──────── Given data
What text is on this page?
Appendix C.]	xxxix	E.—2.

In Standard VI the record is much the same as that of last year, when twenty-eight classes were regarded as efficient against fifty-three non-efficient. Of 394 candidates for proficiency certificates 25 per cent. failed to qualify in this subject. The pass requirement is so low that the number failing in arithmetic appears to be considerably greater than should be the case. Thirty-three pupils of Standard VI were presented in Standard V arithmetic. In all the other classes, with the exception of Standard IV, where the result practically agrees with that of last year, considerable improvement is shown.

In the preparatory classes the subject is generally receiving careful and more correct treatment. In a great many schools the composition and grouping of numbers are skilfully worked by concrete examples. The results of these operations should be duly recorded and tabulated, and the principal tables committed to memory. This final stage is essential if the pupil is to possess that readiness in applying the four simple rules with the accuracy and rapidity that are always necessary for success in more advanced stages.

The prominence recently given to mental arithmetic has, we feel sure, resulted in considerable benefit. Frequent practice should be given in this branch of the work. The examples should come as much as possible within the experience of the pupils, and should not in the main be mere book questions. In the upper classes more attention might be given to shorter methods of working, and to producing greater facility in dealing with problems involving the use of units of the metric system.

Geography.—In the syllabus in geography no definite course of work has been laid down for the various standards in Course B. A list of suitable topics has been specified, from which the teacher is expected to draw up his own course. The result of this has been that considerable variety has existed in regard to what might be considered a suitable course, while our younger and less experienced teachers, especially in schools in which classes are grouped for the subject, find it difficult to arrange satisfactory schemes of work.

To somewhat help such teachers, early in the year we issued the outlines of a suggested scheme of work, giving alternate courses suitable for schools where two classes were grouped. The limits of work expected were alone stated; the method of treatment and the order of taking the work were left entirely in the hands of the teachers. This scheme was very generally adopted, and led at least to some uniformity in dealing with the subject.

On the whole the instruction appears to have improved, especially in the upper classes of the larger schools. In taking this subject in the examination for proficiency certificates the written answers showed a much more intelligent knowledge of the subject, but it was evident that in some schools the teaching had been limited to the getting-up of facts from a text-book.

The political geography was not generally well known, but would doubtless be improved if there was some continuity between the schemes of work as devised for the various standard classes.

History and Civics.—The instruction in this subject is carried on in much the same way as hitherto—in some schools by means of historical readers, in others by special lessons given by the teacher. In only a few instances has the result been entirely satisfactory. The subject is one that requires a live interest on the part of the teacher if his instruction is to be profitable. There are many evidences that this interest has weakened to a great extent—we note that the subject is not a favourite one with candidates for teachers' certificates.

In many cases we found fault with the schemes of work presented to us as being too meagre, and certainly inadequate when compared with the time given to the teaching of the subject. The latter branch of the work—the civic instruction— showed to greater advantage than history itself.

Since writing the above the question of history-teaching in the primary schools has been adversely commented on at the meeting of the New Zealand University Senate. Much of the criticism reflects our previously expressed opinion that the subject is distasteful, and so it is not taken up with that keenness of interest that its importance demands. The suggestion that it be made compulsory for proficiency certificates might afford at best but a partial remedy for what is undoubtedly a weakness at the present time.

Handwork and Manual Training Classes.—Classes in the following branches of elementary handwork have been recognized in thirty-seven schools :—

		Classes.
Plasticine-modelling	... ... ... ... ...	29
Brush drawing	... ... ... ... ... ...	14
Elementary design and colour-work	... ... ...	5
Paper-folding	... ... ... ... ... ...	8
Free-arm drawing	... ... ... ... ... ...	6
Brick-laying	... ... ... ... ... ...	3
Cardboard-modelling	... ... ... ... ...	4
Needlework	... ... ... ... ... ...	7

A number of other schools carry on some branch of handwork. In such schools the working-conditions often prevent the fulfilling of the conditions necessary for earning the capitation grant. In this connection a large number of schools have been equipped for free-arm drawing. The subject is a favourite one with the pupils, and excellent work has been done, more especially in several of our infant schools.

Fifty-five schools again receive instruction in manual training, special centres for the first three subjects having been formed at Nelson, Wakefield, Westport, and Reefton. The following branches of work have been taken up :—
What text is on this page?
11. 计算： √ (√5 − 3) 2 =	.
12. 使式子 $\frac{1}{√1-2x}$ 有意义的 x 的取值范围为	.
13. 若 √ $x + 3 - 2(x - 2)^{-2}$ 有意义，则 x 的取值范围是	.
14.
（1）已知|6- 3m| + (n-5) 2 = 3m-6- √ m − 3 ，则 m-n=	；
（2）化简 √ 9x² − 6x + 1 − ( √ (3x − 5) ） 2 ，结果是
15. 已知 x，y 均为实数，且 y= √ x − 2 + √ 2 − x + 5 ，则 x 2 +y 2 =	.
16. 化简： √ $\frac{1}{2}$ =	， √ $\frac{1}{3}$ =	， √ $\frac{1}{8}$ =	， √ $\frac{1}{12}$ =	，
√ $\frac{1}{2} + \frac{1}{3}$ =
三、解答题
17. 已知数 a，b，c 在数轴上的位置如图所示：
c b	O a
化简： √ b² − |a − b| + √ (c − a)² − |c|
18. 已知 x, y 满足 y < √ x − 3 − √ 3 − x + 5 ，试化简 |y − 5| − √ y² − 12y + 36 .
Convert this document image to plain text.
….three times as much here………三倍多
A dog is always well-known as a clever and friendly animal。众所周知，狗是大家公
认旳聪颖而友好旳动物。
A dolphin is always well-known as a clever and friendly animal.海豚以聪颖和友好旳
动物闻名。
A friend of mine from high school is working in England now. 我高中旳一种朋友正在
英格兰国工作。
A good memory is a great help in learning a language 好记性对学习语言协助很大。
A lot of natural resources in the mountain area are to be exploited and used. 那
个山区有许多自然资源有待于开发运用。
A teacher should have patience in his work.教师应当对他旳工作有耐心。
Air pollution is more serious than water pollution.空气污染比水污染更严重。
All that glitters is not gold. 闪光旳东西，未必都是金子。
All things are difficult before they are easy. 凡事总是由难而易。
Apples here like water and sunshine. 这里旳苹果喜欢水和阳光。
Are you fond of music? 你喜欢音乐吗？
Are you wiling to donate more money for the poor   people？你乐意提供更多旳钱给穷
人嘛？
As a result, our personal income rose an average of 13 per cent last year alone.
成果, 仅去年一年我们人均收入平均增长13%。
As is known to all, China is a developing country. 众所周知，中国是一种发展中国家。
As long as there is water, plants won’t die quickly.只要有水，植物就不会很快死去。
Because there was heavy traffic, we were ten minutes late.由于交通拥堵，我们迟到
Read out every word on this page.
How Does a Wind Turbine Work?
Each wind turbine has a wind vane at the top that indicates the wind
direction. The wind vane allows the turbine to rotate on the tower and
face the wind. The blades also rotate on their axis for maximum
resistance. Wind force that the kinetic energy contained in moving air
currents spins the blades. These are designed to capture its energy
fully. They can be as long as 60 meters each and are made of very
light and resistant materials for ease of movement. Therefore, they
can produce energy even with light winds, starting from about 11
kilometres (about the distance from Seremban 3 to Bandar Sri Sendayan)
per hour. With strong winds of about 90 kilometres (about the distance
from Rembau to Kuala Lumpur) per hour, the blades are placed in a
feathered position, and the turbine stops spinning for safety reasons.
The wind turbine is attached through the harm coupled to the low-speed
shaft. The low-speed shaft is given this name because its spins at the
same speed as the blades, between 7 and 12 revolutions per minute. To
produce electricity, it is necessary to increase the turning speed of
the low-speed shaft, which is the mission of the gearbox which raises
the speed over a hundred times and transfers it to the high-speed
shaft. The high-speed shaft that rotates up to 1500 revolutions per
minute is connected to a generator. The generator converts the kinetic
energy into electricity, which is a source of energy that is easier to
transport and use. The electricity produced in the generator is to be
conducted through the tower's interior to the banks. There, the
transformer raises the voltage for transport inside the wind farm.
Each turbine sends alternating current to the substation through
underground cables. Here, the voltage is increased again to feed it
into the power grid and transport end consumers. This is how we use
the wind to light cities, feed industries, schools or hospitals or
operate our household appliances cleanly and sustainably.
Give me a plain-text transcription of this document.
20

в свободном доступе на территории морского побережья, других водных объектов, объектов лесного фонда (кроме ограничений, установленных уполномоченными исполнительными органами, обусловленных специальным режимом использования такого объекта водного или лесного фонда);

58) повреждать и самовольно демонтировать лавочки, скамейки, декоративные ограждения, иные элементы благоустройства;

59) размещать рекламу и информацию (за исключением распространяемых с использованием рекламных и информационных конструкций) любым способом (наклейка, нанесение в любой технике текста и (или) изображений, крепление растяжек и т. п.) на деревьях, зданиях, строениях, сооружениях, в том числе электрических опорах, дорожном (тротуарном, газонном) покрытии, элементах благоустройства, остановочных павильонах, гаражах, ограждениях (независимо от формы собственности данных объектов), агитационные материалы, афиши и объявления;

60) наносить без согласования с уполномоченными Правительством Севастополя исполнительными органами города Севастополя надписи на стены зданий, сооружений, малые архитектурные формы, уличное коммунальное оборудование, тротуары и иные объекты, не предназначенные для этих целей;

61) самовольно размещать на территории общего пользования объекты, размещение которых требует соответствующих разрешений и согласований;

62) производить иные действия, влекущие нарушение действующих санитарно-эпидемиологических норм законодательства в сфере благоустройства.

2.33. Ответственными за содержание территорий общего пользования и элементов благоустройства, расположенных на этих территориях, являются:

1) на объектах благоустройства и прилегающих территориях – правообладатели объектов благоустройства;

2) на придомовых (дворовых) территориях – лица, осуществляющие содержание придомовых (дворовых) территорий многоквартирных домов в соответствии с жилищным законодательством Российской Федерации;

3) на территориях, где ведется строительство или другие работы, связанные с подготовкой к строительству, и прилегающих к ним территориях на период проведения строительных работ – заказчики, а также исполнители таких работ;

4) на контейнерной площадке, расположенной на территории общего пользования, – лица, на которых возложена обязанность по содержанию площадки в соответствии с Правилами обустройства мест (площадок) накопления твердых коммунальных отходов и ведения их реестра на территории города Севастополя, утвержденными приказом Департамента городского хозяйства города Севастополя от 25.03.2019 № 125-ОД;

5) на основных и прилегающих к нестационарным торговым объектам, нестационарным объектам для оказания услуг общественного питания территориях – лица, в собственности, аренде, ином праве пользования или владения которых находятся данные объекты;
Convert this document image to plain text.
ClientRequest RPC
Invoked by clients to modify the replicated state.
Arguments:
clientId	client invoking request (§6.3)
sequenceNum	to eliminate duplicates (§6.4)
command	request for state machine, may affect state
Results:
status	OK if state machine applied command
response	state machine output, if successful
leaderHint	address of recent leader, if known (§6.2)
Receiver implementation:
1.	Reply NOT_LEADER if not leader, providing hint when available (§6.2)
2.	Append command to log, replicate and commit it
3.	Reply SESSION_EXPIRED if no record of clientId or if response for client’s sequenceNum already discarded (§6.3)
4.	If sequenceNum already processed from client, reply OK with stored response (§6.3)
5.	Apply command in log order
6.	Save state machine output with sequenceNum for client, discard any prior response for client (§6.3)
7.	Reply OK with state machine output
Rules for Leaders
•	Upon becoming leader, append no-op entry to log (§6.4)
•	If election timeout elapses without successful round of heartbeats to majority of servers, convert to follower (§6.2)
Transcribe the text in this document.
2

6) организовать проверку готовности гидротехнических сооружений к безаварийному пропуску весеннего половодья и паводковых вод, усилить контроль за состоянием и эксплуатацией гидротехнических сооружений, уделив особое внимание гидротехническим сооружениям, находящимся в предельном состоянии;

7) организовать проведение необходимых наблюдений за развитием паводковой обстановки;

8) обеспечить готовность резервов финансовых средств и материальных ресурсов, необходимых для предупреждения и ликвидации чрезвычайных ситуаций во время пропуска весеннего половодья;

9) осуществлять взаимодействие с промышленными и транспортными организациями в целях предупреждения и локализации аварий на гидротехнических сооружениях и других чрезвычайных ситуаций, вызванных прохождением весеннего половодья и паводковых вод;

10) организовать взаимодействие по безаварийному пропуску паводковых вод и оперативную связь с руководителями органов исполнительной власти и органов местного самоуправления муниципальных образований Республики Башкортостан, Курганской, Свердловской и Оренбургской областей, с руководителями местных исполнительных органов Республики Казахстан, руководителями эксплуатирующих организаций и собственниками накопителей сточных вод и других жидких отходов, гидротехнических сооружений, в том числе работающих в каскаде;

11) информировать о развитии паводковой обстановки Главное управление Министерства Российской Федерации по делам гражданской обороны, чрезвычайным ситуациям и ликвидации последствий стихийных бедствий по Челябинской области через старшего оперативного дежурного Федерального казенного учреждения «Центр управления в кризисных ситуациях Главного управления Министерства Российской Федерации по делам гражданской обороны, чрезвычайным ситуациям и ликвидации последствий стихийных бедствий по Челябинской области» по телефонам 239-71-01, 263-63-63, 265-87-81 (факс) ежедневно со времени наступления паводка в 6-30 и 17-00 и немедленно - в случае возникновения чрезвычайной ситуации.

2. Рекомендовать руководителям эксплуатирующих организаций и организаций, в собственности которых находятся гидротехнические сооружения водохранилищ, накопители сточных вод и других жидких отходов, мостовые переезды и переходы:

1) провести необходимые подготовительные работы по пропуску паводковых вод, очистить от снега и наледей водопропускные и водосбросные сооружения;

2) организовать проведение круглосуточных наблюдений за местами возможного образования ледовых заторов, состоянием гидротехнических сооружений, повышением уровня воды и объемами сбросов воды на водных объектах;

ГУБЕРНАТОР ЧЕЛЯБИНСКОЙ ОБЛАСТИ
────────────────
What the task asks: Search the preceding listing for the word "water" and pull out every line that holds it.

Response to the exercise:
Air pollution is more serious than water pollution.空气污染比水污染更严重。
Apples here like water and sunshine. 这里旳苹果喜欢水和阳光。
As long as there is water, plants won’t die quickly.只要有水，植物就不会很快死去。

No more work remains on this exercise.